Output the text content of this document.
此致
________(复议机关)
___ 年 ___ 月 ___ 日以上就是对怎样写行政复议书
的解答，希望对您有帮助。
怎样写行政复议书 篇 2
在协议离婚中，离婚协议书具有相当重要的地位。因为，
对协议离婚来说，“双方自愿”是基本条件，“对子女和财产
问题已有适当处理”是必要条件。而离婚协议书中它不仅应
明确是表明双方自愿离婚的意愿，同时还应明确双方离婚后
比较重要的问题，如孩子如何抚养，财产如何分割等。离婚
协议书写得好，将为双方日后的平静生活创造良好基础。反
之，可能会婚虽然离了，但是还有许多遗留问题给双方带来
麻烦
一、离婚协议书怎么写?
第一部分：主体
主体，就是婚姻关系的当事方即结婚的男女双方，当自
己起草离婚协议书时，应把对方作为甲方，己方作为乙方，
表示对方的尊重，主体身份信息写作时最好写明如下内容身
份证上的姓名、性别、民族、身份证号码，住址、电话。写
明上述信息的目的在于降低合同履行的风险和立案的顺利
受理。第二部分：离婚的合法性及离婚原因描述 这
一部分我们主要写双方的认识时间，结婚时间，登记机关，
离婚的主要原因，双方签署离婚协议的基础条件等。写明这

WORK REQUIRED » Repeat all of the records above exactly as they appear.

RESPONSE TO THE EXERCISE »
Output the text content of this document.
此致
________(复议机关)
___ 年 ___ 月 ___ 日以上就是对怎样写行政复议书
的解答，希望对您有帮助。
怎样写行政复议书 篇 2
在协议离婚中，离婚协议书具有相当重要的地位。因为，
对协议离婚来说，“双方自愿”是基本条件，“对子女和财产
问题已有适当处理”是必要条件。而离婚协议书中它不仅应
明确是表明双方自愿离婚的意愿，同时还应明确双方离婚后
比较重要的问题，如孩子如何抚养，财产如何分割等。离婚
协议书写得好，将为双方日后的平静生活创造良好基础。反
之，可能会婚虽然离了，但是还有许多遗留问题给双方带来
麻烦
一、离婚协议书怎么写?
第一部分：主体
主体，就是婚姻关系的当事方即结婚的男女双方，当自
己起草离婚协议书时，应把对方作为甲方，己方作为乙方，
表示对方的尊重，主体身份信息写作时最好写明如下内容身
份证上的姓名、性别、民族、身份证号码，住址、电话。写
明上述信息的目的在于降低合同履行的风险和立案的顺利
受理。第二部分：离婚的合法性及离婚原因描述 这
一部分我们主要写双方的认识时间，结婚时间，登记机关，
离婚的主要原因，双方签署离婚协议的基础条件等。写明这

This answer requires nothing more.